- [EXERCISE INSTRUCTIONS]:
Tally every line of the listing below that holds "ylabel", then give the tally alone.

+++ DATASET

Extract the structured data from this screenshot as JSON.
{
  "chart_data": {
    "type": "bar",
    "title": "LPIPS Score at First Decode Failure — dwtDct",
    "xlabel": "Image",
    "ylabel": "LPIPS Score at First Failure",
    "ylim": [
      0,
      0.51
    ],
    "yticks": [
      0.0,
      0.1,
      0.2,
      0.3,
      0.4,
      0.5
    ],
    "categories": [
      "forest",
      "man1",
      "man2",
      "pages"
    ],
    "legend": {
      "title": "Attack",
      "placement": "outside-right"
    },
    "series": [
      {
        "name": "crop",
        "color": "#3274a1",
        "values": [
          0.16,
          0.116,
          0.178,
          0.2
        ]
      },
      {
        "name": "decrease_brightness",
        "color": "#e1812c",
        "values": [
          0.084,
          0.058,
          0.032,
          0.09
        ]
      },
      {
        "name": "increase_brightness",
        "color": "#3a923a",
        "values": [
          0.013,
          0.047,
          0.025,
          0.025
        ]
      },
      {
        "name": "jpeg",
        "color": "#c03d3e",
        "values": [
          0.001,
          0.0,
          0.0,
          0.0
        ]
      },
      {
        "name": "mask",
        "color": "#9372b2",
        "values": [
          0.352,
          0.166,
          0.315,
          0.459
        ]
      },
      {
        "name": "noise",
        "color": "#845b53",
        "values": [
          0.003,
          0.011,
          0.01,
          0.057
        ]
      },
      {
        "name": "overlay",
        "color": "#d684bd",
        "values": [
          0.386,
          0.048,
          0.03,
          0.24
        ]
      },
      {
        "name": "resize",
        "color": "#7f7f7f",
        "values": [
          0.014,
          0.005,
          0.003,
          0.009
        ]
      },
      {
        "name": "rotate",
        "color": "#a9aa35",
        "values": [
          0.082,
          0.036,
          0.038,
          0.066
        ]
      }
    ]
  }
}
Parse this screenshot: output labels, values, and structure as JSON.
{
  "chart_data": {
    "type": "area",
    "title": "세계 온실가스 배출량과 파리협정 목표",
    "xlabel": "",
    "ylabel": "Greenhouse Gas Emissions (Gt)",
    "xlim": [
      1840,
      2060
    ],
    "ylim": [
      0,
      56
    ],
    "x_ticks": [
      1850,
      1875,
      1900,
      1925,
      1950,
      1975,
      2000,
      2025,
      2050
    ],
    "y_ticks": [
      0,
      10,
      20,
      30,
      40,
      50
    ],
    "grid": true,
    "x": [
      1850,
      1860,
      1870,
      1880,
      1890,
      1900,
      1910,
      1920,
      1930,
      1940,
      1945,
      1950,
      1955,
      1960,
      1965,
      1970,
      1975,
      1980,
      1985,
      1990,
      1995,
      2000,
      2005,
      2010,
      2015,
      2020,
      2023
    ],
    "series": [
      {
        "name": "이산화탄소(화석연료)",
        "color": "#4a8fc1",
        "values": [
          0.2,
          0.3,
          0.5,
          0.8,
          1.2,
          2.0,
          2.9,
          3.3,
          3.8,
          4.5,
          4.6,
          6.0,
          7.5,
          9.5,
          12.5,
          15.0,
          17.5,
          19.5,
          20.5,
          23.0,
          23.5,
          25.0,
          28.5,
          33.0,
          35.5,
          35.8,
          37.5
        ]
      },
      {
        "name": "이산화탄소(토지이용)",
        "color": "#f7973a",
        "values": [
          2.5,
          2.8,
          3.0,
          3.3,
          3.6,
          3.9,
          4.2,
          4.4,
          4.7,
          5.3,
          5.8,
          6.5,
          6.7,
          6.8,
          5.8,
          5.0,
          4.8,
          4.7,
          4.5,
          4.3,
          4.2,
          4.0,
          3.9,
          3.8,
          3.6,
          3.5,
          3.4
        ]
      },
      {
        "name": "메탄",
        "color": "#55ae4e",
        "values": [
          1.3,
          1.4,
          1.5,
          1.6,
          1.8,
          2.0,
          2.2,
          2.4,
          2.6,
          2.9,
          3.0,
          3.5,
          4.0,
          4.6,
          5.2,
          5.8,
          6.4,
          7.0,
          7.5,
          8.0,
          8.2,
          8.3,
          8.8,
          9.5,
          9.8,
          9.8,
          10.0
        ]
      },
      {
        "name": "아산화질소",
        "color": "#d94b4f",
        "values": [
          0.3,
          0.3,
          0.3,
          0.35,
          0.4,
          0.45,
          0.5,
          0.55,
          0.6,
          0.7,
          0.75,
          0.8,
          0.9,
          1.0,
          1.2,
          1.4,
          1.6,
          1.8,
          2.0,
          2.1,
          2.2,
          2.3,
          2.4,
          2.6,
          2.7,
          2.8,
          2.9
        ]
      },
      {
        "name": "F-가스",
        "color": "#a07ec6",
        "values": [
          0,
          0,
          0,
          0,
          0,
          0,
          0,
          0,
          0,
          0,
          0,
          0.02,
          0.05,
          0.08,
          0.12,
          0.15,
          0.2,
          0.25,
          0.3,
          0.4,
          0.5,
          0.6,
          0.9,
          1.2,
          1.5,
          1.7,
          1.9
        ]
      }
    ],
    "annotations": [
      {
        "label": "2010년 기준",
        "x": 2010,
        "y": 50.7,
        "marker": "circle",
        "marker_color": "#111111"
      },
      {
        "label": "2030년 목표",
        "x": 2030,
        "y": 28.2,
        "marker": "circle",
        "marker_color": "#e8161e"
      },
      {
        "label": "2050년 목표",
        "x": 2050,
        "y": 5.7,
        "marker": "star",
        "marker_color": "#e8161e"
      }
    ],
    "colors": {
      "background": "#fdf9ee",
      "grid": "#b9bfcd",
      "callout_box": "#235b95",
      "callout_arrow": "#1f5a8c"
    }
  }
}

++++++

- [THE SOLUTION]:
2